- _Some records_

:::::

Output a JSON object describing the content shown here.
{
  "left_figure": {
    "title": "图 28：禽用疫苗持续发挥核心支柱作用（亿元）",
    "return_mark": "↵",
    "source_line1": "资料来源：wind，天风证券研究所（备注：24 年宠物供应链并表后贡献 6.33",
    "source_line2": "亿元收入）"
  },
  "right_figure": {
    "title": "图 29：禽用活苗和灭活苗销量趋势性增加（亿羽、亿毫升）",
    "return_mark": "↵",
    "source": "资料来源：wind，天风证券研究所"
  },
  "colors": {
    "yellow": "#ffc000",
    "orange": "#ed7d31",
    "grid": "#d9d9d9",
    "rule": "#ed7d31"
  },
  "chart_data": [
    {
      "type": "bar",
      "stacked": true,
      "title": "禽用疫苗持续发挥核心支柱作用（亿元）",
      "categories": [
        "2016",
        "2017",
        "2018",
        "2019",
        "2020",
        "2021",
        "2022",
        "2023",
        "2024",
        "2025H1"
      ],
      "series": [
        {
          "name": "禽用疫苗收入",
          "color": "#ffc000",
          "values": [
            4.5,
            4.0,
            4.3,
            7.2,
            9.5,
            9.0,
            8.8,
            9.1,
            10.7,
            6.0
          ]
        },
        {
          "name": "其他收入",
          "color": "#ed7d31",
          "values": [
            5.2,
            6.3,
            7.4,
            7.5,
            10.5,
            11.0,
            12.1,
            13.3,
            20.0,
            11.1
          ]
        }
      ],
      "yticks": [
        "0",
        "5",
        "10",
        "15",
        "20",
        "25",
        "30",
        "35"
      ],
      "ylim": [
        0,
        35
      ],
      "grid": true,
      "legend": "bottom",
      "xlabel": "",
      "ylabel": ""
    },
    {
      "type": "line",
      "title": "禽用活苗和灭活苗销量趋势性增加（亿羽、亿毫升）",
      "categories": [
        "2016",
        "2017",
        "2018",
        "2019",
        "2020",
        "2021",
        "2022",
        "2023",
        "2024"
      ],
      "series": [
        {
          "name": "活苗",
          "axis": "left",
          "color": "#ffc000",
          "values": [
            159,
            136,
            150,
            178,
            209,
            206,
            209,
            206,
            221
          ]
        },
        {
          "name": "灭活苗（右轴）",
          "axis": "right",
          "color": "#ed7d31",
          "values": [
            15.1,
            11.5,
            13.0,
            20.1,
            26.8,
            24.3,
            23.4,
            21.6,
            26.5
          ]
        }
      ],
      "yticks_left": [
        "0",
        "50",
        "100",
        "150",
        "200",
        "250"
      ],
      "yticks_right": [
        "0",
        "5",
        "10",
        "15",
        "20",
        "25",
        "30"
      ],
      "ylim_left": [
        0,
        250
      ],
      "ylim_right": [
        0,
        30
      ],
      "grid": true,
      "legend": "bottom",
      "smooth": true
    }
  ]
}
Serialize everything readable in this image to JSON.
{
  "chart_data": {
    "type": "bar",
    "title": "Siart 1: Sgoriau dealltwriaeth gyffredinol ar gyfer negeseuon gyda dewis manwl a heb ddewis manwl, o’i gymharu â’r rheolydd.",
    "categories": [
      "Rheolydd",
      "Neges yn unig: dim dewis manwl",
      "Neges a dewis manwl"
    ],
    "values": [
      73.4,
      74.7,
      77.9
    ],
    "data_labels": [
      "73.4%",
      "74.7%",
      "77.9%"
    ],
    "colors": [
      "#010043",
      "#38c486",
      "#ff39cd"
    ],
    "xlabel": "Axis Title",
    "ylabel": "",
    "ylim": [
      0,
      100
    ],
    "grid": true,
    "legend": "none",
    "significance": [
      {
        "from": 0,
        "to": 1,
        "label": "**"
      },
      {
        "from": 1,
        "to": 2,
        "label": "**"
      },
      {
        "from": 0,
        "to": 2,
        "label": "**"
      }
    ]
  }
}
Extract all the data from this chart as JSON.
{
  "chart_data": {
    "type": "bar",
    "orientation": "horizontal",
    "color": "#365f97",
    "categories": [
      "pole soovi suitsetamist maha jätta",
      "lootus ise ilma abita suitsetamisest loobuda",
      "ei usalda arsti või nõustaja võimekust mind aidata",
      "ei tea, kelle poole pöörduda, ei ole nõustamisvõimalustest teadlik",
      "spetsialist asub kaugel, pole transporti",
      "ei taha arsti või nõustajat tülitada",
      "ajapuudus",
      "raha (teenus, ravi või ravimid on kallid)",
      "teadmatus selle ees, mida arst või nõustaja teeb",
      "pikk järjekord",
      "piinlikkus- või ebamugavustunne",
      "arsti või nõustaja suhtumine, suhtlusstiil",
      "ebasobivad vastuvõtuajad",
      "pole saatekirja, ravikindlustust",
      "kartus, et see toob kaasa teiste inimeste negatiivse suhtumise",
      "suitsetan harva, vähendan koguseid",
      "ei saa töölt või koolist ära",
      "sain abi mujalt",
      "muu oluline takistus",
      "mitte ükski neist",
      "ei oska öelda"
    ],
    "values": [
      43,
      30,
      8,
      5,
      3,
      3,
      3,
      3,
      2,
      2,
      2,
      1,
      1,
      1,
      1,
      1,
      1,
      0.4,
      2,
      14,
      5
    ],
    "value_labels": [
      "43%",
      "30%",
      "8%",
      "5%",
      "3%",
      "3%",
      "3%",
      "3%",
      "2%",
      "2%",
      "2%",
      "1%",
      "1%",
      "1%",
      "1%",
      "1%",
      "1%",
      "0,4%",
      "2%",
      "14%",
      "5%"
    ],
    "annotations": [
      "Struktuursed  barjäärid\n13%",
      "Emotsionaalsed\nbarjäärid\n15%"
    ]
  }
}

:::::

Return the listing above in full, character for character.

Output a JSON object describing the content shown here.
{
  "left_figure": {
    "title": "图 28：禽用疫苗持续发挥核心支柱作用（亿元）",
    "return_mark": "↵",
    "source_line1": "资料来源：wind，天风证券研究所（备注：24 年宠物供应链并表后贡献 6.33",
    "source_line2": "亿元收入）"
  },
  "right_figure": {
    "title": "图 29：禽用活苗和灭活苗销量趋势性增加（亿羽、亿毫升）",
    "return_mark": "↵",
    "source": "资料来源：wind，天风证券研究所"
  },
  "colors": {
    "yellow": "#ffc000",
    "orange": "#ed7d31",
    "grid": "#d9d9d9",
    "rule": "#ed7d31"
  },
  "chart_data": [
    {
      "type": "bar",
      "stacked": true,
      "title": "禽用疫苗持续发挥核心支柱作用（亿元）",
      "categories": [
        "2016",
        "2017",
        "2018",
        "2019",
        "2020",
        "2021",
        "2022",
        "2023",
        "2024",
        "2025H1"
      ],
      "series": [
        {
          "name": "禽用疫苗收入",
          "color": "#ffc000",
          "values": [
            4.5,
            4.0,
            4.3,
            7.2,
            9.5,
            9.0,
            8.8,
            9.1,
            10.7,
            6.0
          ]
        },
        {
          "name": "其他收入",
          "color": "#ed7d31",
          "values": [
            5.2,
            6.3,
            7.4,
            7.5,
            10.5,
            11.0,
            12.1,
            13.3,
            20.0,
            11.1
          ]
        }
      ],
      "yticks": [
        "0",
        "5",
        "10",
        "15",
        "20",
        "25",
        "30",
        "35"
      ],
      "ylim": [
        0,
        35
      ],
      "grid": true,
      "legend": "bottom",
      "xlabel": "",
      "ylabel": ""
    },
    {
      "type": "line",
      "title": "禽用活苗和灭活苗销量趋势性增加（亿羽、亿毫升）",
      "categories": [
        "2016",
        "2017",
        "2018",
        "2019",
        "2020",
        "2021",
        "2022",
        "2023",
        "2024"
      ],
      "series": [
        {
          "name": "活苗",
          "axis": "left",
          "color": "#ffc000",
          "values": [
            159,
            136,
            150,
            178,
            209,
            206,
            209,
            206,
            221
          ]
        },
        {
          "name": "灭活苗（右轴）",
          "axis": "right",
          "color": "#ed7d31",
          "values": [
            15.1,
            11.5,
            13.0,
            20.1,
            26.8,
            24.3,
            23.4,
            21.6,
            26.5
          ]
        }
      ],
      "yticks_left": [
        "0",
        "50",
        "100",
        "150",
        "200",
        "250"
      ],
      "yticks_right": [
        "0",
        "5",
        "10",
        "15",
        "20",
        "25",
        "30"
      ],
      "ylim_left": [
        0,
        250
      ],
      "ylim_right": [
        0,
        30
      ],
      "grid": true,
      "legend": "bottom",
      "smooth": true
    }
  ]
}
Serialize everything readable in this image to JSON.
{
  "chart_data": {
    "type": "bar",
    "title": "Siart 1: Sgoriau dealltwriaeth gyffredinol ar gyfer negeseuon gyda dewis manwl a heb ddewis manwl, o’i gymharu â’r rheolydd.",
    "categories": [
      "Rheolydd",
      "Neges yn unig: dim dewis manwl",
      "Neges a dewis manwl"
    ],
    "values": [
      73.4,
      74.7,
      77.9
    ],
    "data_labels": [
      "73.4%",
      "74.7%",
      "77.9%"
    ],
    "colors": [
      "#010043",
      "#38c486",
      "#ff39cd"
    ],
    "xlabel": "Axis Title",
    "ylabel": "",
    "ylim": [
      0,
      100
    ],
    "grid": true,
    "legend": "none",
    "significance": [
      {
        "from": 0,
        "to": 1,
        "label": "**"
      },
      {
        "from": 1,
        "to": 2,
        "label": "**"
      },
      {
        "from": 0,
        "to": 2,
        "label": "**"
      }
    ]
  }
}
Extract all the data from this chart as JSON.
{
  "chart_data": {
    "type": "bar",
    "orientation": "horizontal",
    "color": "#365f97",
    "categories": [
      "pole soovi suitsetamist maha jätta",
      "lootus ise ilma abita suitsetamisest loobuda",
      "ei usalda arsti või nõustaja võimekust mind aidata",
      "ei tea, kelle poole pöörduda, ei ole nõustamisvõimalustest teadlik",
      "spetsialist asub kaugel, pole transporti",
      "ei taha arsti või nõustajat tülitada",
      "ajapuudus",
      "raha (teenus, ravi või ravimid on kallid)",
      "teadmatus selle ees, mida arst või nõustaja teeb",
      "pikk järjekord",
      "piinlikkus- või ebamugavustunne",
      "arsti või nõustaja suhtumine, suhtlusstiil",
      "ebasobivad vastuvõtuajad",
      "pole saatekirja, ravikindlustust",
      "kartus, et see toob kaasa teiste inimeste negatiivse suhtumise",
      "suitsetan harva, vähendan koguseid",
      "ei saa töölt või koolist ära",
      "sain abi mujalt",
      "muu oluline takistus",
      "mitte ükski neist",
      "ei oska öelda"
    ],
    "values": [
      43,
      30,
      8,
      5,
      3,
      3,
      3,
      3,
      2,
      2,
      2,
      1,
      1,
      1,
      1,
      1,
      1,
      0.4,
      2,
      14,
      5
    ],
    "value_labels": [
      "43%",
      "30%",
      "8%",
      "5%",
      "3%",
      "3%",
      "3%",
      "3%",
      "2%",
      "2%",
      "2%",
      "1%",
      "1%",
      "1%",
      "1%",
      "1%",
      "1%",
      "0,4%",
      "2%",
      "14%",
      "5%"
    ],
    "annotations": [
      "Struktuursed  barjäärid\n13%",
      "Emotsionaalsed\nbarjäärid\n15%"
    ]
  }
}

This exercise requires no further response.